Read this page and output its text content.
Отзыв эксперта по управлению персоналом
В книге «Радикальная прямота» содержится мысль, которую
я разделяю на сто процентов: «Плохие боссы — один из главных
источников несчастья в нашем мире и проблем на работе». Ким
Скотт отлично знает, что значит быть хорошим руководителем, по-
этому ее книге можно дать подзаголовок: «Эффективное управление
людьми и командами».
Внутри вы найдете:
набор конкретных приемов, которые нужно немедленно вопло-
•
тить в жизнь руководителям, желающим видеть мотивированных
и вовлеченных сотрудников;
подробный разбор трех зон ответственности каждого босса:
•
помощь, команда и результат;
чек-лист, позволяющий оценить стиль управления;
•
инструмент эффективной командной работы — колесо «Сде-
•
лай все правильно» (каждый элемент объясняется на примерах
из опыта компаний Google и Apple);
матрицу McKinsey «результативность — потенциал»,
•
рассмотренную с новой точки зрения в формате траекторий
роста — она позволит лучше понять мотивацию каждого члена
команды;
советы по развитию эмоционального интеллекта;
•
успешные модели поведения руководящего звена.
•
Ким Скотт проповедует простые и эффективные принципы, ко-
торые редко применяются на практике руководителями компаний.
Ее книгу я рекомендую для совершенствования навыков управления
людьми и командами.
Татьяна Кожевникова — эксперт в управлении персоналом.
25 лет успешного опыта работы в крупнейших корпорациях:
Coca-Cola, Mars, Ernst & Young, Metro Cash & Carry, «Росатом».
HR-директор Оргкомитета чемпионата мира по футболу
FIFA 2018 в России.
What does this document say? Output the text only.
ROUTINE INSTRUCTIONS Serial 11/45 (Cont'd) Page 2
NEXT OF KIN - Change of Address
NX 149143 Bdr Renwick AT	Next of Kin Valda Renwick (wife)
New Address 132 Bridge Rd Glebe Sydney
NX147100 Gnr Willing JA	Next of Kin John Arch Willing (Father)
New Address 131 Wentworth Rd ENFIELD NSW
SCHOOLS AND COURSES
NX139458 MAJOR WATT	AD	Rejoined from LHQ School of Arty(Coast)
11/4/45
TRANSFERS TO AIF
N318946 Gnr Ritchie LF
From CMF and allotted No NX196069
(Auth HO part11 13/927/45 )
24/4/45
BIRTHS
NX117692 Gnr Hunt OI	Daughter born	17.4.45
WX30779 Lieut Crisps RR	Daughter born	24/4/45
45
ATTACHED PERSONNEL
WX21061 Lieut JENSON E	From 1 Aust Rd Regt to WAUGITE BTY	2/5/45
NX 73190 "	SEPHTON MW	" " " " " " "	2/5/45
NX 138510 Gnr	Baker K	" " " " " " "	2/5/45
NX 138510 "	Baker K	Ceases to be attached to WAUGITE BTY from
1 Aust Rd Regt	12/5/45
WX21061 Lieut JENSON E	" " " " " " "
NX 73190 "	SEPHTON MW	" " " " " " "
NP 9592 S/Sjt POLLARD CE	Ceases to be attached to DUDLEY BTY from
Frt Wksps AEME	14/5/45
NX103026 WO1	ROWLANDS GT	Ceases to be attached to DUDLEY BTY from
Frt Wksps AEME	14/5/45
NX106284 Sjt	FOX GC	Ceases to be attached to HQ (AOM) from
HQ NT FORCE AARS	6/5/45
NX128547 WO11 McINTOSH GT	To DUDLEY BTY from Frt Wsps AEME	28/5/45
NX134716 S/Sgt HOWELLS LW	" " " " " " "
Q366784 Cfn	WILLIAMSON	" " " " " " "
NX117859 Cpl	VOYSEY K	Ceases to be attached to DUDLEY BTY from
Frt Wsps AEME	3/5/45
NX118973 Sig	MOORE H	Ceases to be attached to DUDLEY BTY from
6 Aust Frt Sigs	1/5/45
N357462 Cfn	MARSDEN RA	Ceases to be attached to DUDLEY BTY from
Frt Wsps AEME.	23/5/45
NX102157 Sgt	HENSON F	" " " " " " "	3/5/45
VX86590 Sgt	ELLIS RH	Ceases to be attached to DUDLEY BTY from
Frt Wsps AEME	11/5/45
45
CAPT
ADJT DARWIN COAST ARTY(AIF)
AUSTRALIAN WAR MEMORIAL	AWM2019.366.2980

• **Written problem**:
Filter the listing for the word "управления" and copy every line that holds it.

• **The response**:
чек-лист, позволяющий оценить стиль управления;
Ее книгу я рекомендую для совершенствования навыков управления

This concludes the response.